MATERIALS PROVIDED
────
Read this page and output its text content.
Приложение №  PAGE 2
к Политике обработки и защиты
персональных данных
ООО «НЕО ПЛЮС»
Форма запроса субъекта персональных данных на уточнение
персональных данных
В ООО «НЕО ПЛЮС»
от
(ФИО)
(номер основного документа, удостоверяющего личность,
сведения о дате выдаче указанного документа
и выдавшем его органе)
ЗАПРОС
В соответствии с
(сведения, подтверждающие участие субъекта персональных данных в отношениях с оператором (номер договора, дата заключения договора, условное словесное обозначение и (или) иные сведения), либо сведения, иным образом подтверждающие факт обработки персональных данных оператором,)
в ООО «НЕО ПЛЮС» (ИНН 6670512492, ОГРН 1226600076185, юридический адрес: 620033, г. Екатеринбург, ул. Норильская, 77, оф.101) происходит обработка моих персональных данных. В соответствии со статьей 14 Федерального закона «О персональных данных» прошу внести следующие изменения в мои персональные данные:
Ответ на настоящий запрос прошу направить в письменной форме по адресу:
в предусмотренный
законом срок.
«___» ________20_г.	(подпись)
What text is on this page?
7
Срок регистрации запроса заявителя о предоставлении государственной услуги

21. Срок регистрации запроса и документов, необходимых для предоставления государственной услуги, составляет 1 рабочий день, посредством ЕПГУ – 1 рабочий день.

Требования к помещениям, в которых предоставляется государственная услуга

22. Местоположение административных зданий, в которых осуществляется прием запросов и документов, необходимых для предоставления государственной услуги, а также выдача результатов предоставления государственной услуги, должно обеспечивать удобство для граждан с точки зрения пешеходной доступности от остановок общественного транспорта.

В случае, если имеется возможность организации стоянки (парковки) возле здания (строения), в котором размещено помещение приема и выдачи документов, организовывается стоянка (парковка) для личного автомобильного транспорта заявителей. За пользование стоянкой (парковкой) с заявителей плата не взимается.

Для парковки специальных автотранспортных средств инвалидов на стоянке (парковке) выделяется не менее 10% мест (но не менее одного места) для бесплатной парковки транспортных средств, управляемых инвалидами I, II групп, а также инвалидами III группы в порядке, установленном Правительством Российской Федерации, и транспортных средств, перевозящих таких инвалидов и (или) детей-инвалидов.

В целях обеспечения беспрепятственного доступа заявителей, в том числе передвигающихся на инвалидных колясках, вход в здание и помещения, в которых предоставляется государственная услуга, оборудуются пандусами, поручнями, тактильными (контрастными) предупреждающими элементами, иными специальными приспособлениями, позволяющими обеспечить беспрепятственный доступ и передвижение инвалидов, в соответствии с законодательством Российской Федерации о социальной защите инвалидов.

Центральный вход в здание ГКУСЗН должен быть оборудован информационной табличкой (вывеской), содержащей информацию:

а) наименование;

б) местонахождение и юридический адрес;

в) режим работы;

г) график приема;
────
DO THIS
What is the number of lines containing "государственной"? Give that number only.

ANSWER TO THIS TASK
3